• **EXERCISE REQUIREMENTS**:
Lines that hold the string "CUỐI" are to be counted; give only their number.
** Start of DATA PROVIDED **
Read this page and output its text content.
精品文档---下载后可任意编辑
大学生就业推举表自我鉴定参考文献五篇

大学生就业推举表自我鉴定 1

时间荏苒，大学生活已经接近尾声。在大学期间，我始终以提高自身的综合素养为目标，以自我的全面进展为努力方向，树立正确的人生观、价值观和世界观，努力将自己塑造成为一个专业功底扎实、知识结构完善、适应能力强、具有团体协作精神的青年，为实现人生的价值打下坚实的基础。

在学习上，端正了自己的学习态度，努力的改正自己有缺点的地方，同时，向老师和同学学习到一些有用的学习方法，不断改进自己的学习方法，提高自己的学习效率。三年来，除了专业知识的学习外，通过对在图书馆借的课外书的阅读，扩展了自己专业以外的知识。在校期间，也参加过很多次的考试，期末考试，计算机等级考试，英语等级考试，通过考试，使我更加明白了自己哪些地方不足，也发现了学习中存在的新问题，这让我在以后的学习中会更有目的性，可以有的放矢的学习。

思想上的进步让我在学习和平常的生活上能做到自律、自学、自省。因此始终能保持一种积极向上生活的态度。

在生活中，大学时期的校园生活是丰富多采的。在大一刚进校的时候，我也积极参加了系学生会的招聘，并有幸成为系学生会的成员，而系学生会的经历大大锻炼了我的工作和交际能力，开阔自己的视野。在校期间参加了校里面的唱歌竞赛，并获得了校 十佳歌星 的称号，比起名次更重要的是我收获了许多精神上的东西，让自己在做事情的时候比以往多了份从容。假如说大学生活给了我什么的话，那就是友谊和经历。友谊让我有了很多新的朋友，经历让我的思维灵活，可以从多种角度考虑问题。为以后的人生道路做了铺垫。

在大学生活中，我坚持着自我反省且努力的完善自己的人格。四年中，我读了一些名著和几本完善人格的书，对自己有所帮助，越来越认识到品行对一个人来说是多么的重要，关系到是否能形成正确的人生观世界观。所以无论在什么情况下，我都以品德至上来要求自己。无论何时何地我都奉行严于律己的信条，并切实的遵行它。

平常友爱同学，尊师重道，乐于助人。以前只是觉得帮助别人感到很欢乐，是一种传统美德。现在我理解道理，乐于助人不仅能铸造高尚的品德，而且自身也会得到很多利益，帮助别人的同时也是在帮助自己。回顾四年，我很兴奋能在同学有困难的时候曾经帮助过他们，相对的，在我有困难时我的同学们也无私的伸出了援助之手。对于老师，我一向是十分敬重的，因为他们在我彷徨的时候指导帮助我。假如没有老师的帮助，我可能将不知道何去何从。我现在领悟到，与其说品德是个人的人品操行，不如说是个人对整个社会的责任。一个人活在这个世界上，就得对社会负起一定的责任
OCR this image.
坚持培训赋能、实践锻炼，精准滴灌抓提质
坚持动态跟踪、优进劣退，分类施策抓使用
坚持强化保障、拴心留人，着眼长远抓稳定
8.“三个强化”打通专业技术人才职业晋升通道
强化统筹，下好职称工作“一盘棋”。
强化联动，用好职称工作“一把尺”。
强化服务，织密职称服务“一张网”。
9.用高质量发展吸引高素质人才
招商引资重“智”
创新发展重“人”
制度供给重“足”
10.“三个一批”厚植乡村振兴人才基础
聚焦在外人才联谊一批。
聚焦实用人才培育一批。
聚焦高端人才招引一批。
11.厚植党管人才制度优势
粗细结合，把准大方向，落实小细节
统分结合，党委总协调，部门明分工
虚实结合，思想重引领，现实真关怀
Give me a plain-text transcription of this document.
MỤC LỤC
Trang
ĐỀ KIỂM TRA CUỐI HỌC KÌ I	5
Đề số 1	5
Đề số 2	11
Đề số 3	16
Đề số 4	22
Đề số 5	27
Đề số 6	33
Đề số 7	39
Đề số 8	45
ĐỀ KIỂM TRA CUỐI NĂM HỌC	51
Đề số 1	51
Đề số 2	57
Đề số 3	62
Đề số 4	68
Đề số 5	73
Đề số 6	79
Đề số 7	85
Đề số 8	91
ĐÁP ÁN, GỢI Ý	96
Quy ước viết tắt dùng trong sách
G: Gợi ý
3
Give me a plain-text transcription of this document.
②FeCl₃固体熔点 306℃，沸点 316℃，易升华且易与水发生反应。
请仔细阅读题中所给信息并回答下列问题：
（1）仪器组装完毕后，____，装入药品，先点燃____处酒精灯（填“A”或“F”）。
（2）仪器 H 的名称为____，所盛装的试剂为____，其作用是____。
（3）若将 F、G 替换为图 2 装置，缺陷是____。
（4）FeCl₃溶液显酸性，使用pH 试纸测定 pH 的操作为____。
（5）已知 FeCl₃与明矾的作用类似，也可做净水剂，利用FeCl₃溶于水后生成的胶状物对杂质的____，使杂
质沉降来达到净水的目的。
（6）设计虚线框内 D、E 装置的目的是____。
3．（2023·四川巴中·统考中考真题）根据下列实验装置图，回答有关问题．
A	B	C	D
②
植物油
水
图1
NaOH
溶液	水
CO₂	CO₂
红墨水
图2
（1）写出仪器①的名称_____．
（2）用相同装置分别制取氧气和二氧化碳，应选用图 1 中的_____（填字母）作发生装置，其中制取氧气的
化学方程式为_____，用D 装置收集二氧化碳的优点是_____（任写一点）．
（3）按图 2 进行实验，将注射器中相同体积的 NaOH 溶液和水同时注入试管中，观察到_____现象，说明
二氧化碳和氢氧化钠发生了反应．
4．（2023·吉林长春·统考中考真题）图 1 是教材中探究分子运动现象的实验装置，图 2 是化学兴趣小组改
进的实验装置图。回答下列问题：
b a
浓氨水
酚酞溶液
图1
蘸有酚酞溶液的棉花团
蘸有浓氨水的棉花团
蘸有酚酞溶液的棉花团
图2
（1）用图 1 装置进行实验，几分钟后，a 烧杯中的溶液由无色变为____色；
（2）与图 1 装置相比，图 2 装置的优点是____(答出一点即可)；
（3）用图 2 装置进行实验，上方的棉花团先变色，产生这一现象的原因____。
** End of DATA PROVIDED **
• **EXPECTED ANSWER**:
2